--- Excerpt Enclosed Below ---

As I had posted earlier in today’s Savage thread:
Certainly the first thing that I thought when I heard about Andrews death due to natural causes was a hit by a wet work specialist. While its not completely out of the ordinary for a guy in his 40s to have a heart attack it seems pretty unlikely in this case.
Like sushiman pointed out - Richard The Iceman Kuklinksi used to inject some of his targets with cyanide or put it in their food. It mimics the appearance of a heart attack. Certain foods hide the taste of it very easily. After a few days you cant find cyanide in a body. That is one reason it is such a good murder weapon. It breaks apart into carbon and nitrogen. The distinctive order of bitter almonds is only noticeable on a fresh body; it is lost as the body decomposes and hardly any medical examiner checks for it. It is a standby of the old KGB and I’ve read plenty of books on mob cleaners using it as well.
Just sayin...
Oh, what a tangled web we weave, when first we practice to deceive.
You know when the white-talking cafe au lait Barry with the Real African Name wandered into the Ayers lair back in New York with hammers and sickles in his eyes, Ayres et al must have drooled.
“Perfect! Now we can get into the White House through the front door! No more explosives, no more girlfriends blown up. With you, baby, we waltz right in! I’m gonna make You the first black president, my friend!”
Groomed and educated, trying to turn him street, it was all easy. Sure, there was a little problem that he wasn’t actually a legal American, but come on, who’s ever going to believe that?? He will be such a media darling that it won’t matter... But then it kinda does, when people in the passport office find out something... Get out that fix it crew.
What? Some of your down low friends are talking to each other?? Gee, this won’t work for a gay And black candidate, we need to shut them up right quick... Ok, now it’s good again.
Uh oh, granny is sure getting proud of your nearly winning the election. But she’s a little senile. She says crazy things. She almost told a reporter that who’d have thought my little grandson, not even born in this country, could become the POTUS! Poor lady never lived to see you win... Win for Granny!
Uh oh, Mister President. There is a document in Hawaii on file showing you being brought Into the country... No problem. It doesn’t exist any more.
Not again. Those dang birthers and that red hair sculptured bastard. HERE is your long form, sir.
Breitbart has uncovered WHAT?? We will have to take care of this.

--- End of Enclosed Excerpt ---
--- Raw data Enclosed Below ---

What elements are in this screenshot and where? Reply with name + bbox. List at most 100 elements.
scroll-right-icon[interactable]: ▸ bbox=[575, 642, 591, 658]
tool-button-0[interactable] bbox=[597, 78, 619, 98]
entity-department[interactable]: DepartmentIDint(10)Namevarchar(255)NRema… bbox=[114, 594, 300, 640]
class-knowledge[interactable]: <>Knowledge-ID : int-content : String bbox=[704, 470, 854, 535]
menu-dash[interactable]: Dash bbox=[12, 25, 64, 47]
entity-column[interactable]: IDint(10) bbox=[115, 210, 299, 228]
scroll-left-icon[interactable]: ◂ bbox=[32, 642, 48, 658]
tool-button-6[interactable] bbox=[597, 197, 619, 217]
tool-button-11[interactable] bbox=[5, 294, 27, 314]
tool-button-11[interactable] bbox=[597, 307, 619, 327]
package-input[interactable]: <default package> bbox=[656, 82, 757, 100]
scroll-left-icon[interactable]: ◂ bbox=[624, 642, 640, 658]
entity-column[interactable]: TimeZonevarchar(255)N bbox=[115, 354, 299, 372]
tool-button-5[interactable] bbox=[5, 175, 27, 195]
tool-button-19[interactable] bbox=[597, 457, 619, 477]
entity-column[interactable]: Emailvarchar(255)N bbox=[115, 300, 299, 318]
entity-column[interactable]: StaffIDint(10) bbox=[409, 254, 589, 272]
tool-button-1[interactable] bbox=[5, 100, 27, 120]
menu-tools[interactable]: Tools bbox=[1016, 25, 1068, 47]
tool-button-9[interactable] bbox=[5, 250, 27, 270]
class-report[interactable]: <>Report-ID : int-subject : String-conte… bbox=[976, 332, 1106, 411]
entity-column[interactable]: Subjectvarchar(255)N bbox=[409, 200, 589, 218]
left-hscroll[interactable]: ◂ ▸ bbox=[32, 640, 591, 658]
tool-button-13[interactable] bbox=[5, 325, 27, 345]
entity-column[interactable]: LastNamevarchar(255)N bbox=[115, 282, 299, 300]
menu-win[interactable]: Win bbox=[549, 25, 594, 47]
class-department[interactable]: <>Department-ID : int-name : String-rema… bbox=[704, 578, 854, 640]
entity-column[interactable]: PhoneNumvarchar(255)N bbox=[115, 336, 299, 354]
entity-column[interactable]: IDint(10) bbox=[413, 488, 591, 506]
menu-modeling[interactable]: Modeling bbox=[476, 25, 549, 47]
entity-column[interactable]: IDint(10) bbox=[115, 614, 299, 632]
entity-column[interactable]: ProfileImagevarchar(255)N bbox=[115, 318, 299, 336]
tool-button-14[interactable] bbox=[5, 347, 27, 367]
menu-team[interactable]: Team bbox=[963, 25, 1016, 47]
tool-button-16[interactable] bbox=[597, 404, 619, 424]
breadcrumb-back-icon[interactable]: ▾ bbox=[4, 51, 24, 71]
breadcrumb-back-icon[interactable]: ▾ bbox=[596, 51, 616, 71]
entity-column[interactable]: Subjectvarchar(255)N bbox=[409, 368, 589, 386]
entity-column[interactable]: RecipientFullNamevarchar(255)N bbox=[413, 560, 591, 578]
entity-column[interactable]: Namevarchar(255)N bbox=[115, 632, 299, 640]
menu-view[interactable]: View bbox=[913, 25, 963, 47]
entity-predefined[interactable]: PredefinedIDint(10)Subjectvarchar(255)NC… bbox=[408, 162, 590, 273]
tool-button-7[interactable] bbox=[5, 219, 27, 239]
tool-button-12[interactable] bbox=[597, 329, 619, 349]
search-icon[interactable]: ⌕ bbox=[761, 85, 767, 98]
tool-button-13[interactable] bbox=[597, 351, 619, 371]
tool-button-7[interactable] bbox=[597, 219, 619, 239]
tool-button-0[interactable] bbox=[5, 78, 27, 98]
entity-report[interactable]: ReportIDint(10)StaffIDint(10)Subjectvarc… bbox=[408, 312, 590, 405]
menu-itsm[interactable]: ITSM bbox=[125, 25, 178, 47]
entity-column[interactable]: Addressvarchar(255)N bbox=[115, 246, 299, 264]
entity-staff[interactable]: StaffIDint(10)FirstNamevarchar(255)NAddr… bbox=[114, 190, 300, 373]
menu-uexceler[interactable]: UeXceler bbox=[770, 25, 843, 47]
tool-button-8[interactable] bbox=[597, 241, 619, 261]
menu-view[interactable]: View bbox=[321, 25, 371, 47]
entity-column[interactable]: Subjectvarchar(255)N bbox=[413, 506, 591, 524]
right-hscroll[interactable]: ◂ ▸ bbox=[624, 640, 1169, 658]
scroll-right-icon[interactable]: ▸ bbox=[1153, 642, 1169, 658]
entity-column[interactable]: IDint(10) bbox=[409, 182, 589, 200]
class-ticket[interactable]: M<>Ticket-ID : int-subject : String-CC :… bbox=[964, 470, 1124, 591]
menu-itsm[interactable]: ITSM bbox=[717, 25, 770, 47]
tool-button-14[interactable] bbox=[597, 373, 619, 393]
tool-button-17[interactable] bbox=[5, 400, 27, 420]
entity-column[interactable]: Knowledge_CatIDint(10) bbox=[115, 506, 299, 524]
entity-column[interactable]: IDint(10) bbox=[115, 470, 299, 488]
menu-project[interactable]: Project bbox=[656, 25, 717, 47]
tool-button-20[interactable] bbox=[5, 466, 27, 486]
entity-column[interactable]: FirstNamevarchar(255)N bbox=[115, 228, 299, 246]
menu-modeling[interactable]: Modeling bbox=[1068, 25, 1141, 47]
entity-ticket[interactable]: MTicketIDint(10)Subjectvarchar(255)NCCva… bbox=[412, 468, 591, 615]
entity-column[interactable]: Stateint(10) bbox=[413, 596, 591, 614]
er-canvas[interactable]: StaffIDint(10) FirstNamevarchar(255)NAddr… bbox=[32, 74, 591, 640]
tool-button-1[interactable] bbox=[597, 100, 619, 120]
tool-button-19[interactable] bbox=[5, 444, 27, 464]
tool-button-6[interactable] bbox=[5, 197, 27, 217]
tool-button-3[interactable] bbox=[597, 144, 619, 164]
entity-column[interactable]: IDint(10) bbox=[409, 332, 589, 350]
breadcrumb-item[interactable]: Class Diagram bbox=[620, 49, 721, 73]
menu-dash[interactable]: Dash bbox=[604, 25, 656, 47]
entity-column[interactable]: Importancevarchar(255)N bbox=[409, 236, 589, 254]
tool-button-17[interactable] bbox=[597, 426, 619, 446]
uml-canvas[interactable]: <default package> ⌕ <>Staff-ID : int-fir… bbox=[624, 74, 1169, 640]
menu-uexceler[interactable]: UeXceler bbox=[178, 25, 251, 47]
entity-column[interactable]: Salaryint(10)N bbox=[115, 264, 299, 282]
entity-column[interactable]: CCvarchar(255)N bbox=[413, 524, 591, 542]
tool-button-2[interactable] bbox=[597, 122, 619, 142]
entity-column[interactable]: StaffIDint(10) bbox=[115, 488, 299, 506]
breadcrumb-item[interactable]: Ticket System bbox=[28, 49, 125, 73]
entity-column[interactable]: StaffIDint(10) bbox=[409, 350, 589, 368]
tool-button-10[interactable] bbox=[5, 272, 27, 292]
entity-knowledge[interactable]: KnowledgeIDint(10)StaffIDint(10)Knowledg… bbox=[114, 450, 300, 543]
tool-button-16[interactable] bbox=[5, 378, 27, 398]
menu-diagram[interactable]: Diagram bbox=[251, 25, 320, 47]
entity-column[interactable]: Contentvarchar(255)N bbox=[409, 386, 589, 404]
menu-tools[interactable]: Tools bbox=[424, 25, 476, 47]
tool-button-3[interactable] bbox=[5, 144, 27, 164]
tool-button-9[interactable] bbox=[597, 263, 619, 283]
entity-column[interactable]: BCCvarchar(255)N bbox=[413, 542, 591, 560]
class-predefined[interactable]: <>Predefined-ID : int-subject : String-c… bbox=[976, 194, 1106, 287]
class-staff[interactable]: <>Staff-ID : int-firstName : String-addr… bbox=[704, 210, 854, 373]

--- End of Enclosed Raw data ---

## [Your objective]
According to the forum post, what does cyanide break apart into?

## [Result]
Carbon and nitrogen.